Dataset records
---

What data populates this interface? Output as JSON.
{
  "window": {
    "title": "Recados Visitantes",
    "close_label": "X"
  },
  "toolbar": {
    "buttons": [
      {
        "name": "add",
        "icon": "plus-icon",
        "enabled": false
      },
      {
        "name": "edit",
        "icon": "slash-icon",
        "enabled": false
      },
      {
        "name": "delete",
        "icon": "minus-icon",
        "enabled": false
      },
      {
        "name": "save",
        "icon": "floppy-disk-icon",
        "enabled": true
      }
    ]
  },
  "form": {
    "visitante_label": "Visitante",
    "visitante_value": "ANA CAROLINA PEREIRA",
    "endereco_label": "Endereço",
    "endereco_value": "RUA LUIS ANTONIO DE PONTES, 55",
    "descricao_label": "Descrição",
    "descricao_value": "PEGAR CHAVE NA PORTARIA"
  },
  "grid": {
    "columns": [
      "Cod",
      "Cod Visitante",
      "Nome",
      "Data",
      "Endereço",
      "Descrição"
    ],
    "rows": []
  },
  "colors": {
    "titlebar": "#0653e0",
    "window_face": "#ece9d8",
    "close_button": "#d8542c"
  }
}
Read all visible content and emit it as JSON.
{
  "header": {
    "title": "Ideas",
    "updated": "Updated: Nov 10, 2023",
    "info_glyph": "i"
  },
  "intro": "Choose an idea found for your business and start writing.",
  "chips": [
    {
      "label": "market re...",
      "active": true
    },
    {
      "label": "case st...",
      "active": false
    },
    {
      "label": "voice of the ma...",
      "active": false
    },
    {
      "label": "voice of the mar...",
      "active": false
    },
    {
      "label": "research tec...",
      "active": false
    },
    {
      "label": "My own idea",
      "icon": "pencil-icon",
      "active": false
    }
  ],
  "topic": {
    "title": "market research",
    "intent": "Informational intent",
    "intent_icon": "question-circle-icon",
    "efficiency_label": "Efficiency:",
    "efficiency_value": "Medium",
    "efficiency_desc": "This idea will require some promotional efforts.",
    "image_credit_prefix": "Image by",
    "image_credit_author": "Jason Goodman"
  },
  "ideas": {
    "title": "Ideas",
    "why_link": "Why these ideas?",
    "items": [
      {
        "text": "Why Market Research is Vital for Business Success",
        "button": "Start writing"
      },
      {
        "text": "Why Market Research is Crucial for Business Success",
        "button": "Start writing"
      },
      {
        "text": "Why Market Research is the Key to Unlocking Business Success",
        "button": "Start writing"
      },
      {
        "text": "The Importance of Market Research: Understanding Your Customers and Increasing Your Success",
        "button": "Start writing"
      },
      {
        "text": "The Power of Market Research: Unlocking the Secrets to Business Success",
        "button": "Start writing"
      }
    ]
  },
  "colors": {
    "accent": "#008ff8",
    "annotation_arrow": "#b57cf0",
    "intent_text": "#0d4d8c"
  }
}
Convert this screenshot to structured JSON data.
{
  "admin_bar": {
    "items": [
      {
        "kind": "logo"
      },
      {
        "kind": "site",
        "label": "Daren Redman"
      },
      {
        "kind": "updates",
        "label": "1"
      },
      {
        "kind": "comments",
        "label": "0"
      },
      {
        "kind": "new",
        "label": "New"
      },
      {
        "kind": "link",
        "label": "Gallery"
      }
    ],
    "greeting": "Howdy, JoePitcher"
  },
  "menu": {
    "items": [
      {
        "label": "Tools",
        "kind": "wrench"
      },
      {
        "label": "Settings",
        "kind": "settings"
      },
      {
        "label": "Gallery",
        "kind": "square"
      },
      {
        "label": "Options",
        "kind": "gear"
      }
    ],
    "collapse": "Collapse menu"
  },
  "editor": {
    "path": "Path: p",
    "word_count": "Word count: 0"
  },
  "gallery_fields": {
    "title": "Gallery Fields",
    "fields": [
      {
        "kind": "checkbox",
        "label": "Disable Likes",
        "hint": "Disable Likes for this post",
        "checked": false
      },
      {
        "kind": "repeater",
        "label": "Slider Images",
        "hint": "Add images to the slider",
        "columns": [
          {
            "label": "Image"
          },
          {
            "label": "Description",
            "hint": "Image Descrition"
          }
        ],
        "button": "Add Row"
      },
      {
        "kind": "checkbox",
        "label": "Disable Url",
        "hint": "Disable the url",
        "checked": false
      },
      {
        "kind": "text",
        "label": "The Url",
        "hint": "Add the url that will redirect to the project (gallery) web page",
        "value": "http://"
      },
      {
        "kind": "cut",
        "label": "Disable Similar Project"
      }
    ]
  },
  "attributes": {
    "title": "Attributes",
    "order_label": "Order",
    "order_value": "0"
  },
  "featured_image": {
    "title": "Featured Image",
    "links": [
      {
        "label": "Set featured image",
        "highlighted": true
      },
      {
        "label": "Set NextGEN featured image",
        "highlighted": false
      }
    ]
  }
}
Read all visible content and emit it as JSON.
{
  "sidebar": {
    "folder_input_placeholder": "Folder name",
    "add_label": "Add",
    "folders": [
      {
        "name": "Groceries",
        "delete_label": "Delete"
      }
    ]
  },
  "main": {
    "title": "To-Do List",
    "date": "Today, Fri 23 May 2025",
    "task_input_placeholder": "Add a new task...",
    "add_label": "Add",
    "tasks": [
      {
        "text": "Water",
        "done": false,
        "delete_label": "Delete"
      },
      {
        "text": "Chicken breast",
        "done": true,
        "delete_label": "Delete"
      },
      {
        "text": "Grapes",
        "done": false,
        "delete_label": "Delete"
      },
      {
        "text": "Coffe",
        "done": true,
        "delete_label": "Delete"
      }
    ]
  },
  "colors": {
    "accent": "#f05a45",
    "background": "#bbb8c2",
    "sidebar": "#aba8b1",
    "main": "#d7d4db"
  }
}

---

* [WHAT IS BEING ASKED]:
Output every entry shown above, exactly.

* [FULL OUTPUT]:
What data populates this interface? Output as JSON.
{
  "window": {
    "title": "Recados Visitantes",
    "close_label": "X"
  },
  "toolbar": {
    "buttons": [
      {
        "name": "add",
        "icon": "plus-icon",
        "enabled": false
      },
      {
        "name": "edit",
        "icon": "slash-icon",
        "enabled": false
      },
      {
        "name": "delete",
        "icon": "minus-icon",
        "enabled": false
      },
      {
        "name": "save",
        "icon": "floppy-disk-icon",
        "enabled": true
      }
    ]
  },
  "form": {
    "visitante_label": "Visitante",
    "visitante_value": "ANA CAROLINA PEREIRA",
    "endereco_label": "Endereço",
    "endereco_value": "RUA LUIS ANTONIO DE PONTES, 55",
    "descricao_label": "Descrição",
    "descricao_value": "PEGAR CHAVE NA PORTARIA"
  },
  "grid": {
    "columns": [
      "Cod",
      "Cod Visitante",
      "Nome",
      "Data",
      "Endereço",
      "Descrição"
    ],
    "rows": []
  },
  "colors": {
    "titlebar": "#0653e0",
    "window_face": "#ece9d8",
    "close_button": "#d8542c"
  }
}
Read all visible content and emit it as JSON.
{
  "header": {
    "title": "Ideas",
    "updated": "Updated: Nov 10, 2023",
    "info_glyph": "i"
  },
  "intro": "Choose an idea found for your business and start writing.",
  "chips": [
    {
      "label": "market re...",
      "active": true
    },
    {
      "label": "case st...",
      "active": false
    },
    {
      "label": "voice of the ma...",
      "active": false
    },
    {
      "label": "voice of the mar...",
      "active": false
    },
    {
      "label": "research tec...",
      "active": false
    },
    {
      "label": "My own idea",
      "icon": "pencil-icon",
      "active": false
    }
  ],
  "topic": {
    "title": "market research",
    "intent": "Informational intent",
    "intent_icon": "question-circle-icon",
    "efficiency_label": "Efficiency:",
    "efficiency_value": "Medium",
    "efficiency_desc": "This idea will require some promotional efforts.",
    "image_credit_prefix": "Image by",
    "image_credit_author": "Jason Goodman"
  },
  "ideas": {
    "title": "Ideas",
    "why_link": "Why these ideas?",
    "items": [
      {
        "text": "Why Market Research is Vital for Business Success",
        "button": "Start writing"
      },
      {
        "text": "Why Market Research is Crucial for Business Success",
        "button": "Start writing"
      },
      {
        "text": "Why Market Research is the Key to Unlocking Business Success",
        "button": "Start writing"
      },
      {
        "text": "The Importance of Market Research: Understanding Your Customers and Increasing Your Success",
        "button": "Start writing"
      },
      {
        "text": "The Power of Market Research: Unlocking the Secrets to Business Success",
        "button": "Start writing"
      }
    ]
  },
  "colors": {
    "accent": "#008ff8",
    "annotation_arrow": "#b57cf0",
    "intent_text": "#0d4d8c"
  }
}
Convert this screenshot to structured JSON data.
{
  "admin_bar": {
    "items": [
      {
        "kind": "logo"
      },
      {
        "kind": "site",
        "label": "Daren Redman"
      },
      {
        "kind": "updates",
        "label": "1"
      },
      {
        "kind": "comments",
        "label": "0"
      },
      {
        "kind": "new",
        "label": "New"
      },
      {
        "kind": "link",
        "label": "Gallery"
      }
    ],
    "greeting": "Howdy, JoePitcher"
  },
  "menu": {
    "items": [
      {
        "label": "Tools",
        "kind": "wrench"
      },
      {
        "label": "Settings",
        "kind": "settings"
      },
      {
        "label": "Gallery",
        "kind": "square"
      },
      {
        "label": "Options",
        "kind": "gear"
      }
    ],
    "collapse": "Collapse menu"
  },
  "editor": {
    "path": "Path: p",
    "word_count": "Word count: 0"
  },
  "gallery_fields": {
    "title": "Gallery Fields",
    "fields": [
      {
        "kind": "checkbox",
        "label": "Disable Likes",
        "hint": "Disable Likes for this post",
        "checked": false
      },
      {
        "kind": "repeater",
        "label": "Slider Images",
        "hint": "Add images to the slider",
        "columns": [
          {
            "label": "Image"
          },
          {
            "label": "Description",
            "hint": "Image Descrition"
          }
        ],
        "button": "Add Row"
      },
      {
        "kind": "checkbox",
        "label": "Disable Url",
        "hint": "Disable the url",
        "checked": false
      },
      {
        "kind": "text",
        "label": "The Url",
        "hint": "Add the url that will redirect to the project (gallery) web page",
        "value": "http://"
      },
      {
        "kind": "cut",
        "label": "Disable Similar Project"
      }
    ]
  },
  "attributes": {
    "title": "Attributes",
    "order_label": "Order",
    "order_value": "0"
  },
  "featured_image": {
    "title": "Featured Image",
    "links": [
      {
        "label": "Set featured image",
        "highlighted": true
      },
      {
        "label": "Set NextGEN featured image",
        "highlighted": false
      }
    ]
  }
}
Read all visible content and emit it as JSON.
{
  "sidebar": {
    "folder_input_placeholder": "Folder name",
    "add_label": "Add",
    "folders": [
      {
        "name": "Groceries",
        "delete_label": "Delete"
      }
    ]
  },
  "main": {
    "title": "To-Do List",
    "date": "Today, Fri 23 May 2025",
    "task_input_placeholder": "Add a new task...",
    "add_label": "Add",
    "tasks": [
      {
        "text": "Water",
        "done": false,
        "delete_label": "Delete"
      },
      {
        "text": "Chicken breast",
        "done": true,
        "delete_label": "Delete"
      },
      {
        "text": "Grapes",
        "done": false,
        "delete_label": "Delete"
      },
      {
        "text": "Coffe",
        "done": true,
        "delete_label": "Delete"
      }
    ]
  },
  "colors": {
    "accent": "#f05a45",
    "background": "#bbb8c2",
    "sidebar": "#aba8b1",
    "main": "#d7d4db"
  }
}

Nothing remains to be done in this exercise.